==== Dataset extract ====

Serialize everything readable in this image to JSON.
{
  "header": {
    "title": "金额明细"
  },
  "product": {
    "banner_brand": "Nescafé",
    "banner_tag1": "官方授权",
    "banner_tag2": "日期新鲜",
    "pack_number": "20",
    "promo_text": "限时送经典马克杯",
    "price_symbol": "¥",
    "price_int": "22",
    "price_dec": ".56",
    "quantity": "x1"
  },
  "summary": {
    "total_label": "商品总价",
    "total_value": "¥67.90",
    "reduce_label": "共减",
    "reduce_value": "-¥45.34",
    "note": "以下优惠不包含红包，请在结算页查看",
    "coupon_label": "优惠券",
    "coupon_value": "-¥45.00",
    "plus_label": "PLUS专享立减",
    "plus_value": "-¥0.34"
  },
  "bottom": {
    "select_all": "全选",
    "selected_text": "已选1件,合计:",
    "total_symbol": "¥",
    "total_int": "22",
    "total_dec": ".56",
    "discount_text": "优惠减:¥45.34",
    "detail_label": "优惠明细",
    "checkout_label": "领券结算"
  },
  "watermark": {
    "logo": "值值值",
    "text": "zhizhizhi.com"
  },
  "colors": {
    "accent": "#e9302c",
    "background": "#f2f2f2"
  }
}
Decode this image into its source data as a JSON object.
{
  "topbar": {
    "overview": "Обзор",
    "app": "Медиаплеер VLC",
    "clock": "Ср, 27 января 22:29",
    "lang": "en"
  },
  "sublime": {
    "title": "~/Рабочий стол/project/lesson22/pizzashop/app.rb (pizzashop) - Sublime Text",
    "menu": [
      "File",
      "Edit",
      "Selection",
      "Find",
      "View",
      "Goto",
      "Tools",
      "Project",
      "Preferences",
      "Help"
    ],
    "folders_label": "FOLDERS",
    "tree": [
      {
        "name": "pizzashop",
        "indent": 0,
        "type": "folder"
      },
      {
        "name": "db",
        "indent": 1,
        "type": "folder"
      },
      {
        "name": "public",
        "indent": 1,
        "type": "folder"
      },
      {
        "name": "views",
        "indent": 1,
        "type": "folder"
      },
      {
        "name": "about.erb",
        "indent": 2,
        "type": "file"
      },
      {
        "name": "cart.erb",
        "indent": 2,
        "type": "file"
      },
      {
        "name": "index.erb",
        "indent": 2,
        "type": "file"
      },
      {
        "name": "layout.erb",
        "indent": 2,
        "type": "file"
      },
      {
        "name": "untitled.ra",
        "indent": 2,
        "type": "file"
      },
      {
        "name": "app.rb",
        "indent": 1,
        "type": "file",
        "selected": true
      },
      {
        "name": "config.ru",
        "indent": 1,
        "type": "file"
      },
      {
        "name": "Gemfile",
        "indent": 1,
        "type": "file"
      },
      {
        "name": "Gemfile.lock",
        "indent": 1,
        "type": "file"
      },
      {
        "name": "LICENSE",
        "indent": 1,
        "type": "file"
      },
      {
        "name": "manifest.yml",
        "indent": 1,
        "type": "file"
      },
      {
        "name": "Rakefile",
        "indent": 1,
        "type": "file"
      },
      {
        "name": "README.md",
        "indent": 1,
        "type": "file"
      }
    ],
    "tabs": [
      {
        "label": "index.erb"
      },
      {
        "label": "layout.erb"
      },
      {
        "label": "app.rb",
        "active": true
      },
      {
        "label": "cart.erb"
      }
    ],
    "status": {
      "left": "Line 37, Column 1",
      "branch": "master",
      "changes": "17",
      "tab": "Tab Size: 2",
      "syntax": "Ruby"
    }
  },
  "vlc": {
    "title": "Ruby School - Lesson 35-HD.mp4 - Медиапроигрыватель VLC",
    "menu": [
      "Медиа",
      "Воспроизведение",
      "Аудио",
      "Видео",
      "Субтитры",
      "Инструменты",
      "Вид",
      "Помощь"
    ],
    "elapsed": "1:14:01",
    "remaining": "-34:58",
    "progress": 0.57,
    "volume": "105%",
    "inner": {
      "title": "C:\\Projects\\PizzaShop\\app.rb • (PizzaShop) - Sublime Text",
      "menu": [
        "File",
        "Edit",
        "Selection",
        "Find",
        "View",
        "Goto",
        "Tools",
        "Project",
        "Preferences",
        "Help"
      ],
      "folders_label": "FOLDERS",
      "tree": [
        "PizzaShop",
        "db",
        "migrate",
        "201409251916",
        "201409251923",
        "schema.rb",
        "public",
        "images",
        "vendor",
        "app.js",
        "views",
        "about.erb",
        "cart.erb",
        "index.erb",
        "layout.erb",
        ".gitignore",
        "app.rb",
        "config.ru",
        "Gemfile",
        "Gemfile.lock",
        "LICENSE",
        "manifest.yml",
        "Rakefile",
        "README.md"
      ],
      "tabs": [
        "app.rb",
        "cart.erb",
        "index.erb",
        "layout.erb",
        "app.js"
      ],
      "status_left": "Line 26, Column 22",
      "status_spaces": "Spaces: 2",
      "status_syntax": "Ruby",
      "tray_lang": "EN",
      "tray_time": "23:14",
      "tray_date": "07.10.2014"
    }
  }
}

====

◆ Short task
Extract each line of the material exactly as it stands.

◆ Answer
Serialize everything readable in this image to JSON.
{
  "header": {
    "title": "金额明细"
  },
  "product": {
    "banner_brand": "Nescafé",
    "banner_tag1": "官方授权",
    "banner_tag2": "日期新鲜",
    "pack_number": "20",
    "promo_text": "限时送经典马克杯",
    "price_symbol": "¥",
    "price_int": "22",
    "price_dec": ".56",
    "quantity": "x1"
  },
  "summary": {
    "total_label": "商品总价",
    "total_value": "¥67.90",
    "reduce_label": "共减",
    "reduce_value": "-¥45.34",
    "note": "以下优惠不包含红包，请在结算页查看",
    "coupon_label": "优惠券",
    "coupon_value": "-¥45.00",
    "plus_label": "PLUS专享立减",
    "plus_value": "-¥0.34"
  },
  "bottom": {
    "select_all": "全选",
    "selected_text": "已选1件,合计:",
    "total_symbol": "¥",
    "total_int": "22",
    "total_dec": ".56",
    "discount_text": "优惠减:¥45.34",
    "detail_label": "优惠明细",
    "checkout_label": "领券结算"
  },
  "watermark": {
    "logo": "值值值",
    "text": "zhizhizhi.com"
  },
  "colors": {
    "accent": "#e9302c",
    "background": "#f2f2f2"
  }
}
Decode this image into its source data as a JSON object.
{
  "topbar": {
    "overview": "Обзор",
    "app": "Медиаплеер VLC",
    "clock": "Ср, 27 января 22:29",
    "lang": "en"
  },
  "sublime": {
    "title": "~/Рабочий стол/project/lesson22/pizzashop/app.rb (pizzashop) - Sublime Text",
    "menu": [
      "File",
      "Edit",
      "Selection",
      "Find",
      "View",
      "Goto",
      "Tools",
      "Project",
      "Preferences",
      "Help"
    ],
    "folders_label": "FOLDERS",
    "tree": [
      {
        "name": "pizzashop",
        "indent": 0,
        "type": "folder"
      },
      {
        "name": "db",
        "indent": 1,
        "type": "folder"
      },
      {
        "name": "public",
        "indent": 1,
        "type": "folder"
      },
      {
        "name": "views",
        "indent": 1,
        "type": "folder"
      },
      {
        "name": "about.erb",
        "indent": 2,
        "type": "file"
      },
      {
        "name": "cart.erb",
        "indent": 2,
        "type": "file"
      },
      {
        "name": "index.erb",
        "indent": 2,
        "type": "file"
      },
      {
        "name": "layout.erb",
        "indent": 2,
        "type": "file"
      },
      {
        "name": "untitled.ra",
        "indent": 2,
        "type": "file"
      },
      {
        "name": "app.rb",
        "indent": 1,
        "type": "file",
        "selected": true
      },
      {
        "name": "config.ru",
        "indent": 1,
        "type": "file"
      },
      {
        "name": "Gemfile",
        "indent": 1,
        "type": "file"
      },
      {
        "name": "Gemfile.lock",
        "indent": 1,
        "type": "file"
      },
      {
        "name": "LICENSE",
        "indent": 1,
        "type": "file"
      },
      {
        "name": "manifest.yml",
        "indent": 1,
        "type": "file"
      },
      {
        "name": "Rakefile",
        "indent": 1,
        "type": "file"
      },
      {
        "name": "README.md",
        "indent": 1,
        "type": "file"
      }
    ],
    "tabs": [
      {
        "label": "index.erb"
      },
      {
        "label": "layout.erb"
      },
      {
        "label": "app.rb",
        "active": true
      },
      {
        "label": "cart.erb"
      }
    ],
    "status": {
      "left": "Line 37, Column 1",
      "branch": "master",
      "changes": "17",
      "tab": "Tab Size: 2",
      "syntax": "Ruby"
    }
  },
  "vlc": {
    "title": "Ruby School - Lesson 35-HD.mp4 - Медиапроигрыватель VLC",
    "menu": [
      "Медиа",
      "Воспроизведение",
      "Аудио",
      "Видео",
      "Субтитры",
      "Инструменты",
      "Вид",
      "Помощь"
    ],
    "elapsed": "1:14:01",
    "remaining": "-34:58",
    "progress": 0.57,
    "volume": "105%",
    "inner": {
      "title": "C:\\Projects\\PizzaShop\\app.rb • (PizzaShop) - Sublime Text",
      "menu": [
        "File",
        "Edit",
        "Selection",
        "Find",
        "View",
        "Goto",
        "Tools",
        "Project",
        "Preferences",
        "Help"
      ],
      "folders_label": "FOLDERS",
      "tree": [
        "PizzaShop",
        "db",
        "migrate",
        "201409251916",
        "201409251923",
        "schema.rb",
        "public",
        "images",
        "vendor",
        "app.js",
        "views",
        "about.erb",
        "cart.erb",
        "index.erb",
        "layout.erb",
        ".gitignore",
        "app.rb",
        "config.ru",
        "Gemfile",
        "Gemfile.lock",
        "LICENSE",
        "manifest.yml",
        "Rakefile",
        "README.md"
      ],
      "tabs": [
        "app.rb",
        "cart.erb",
        "index.erb",
        "layout.erb",
        "app.js"
      ],
      "status_left": "Line 26, Column 22",
      "status_spaces": "Spaces: 2",
      "status_syntax": "Ruby",
      "tray_lang": "EN",
      "tray_time": "23:14",
      "tray_date": "07.10.2014"
    }
  }
}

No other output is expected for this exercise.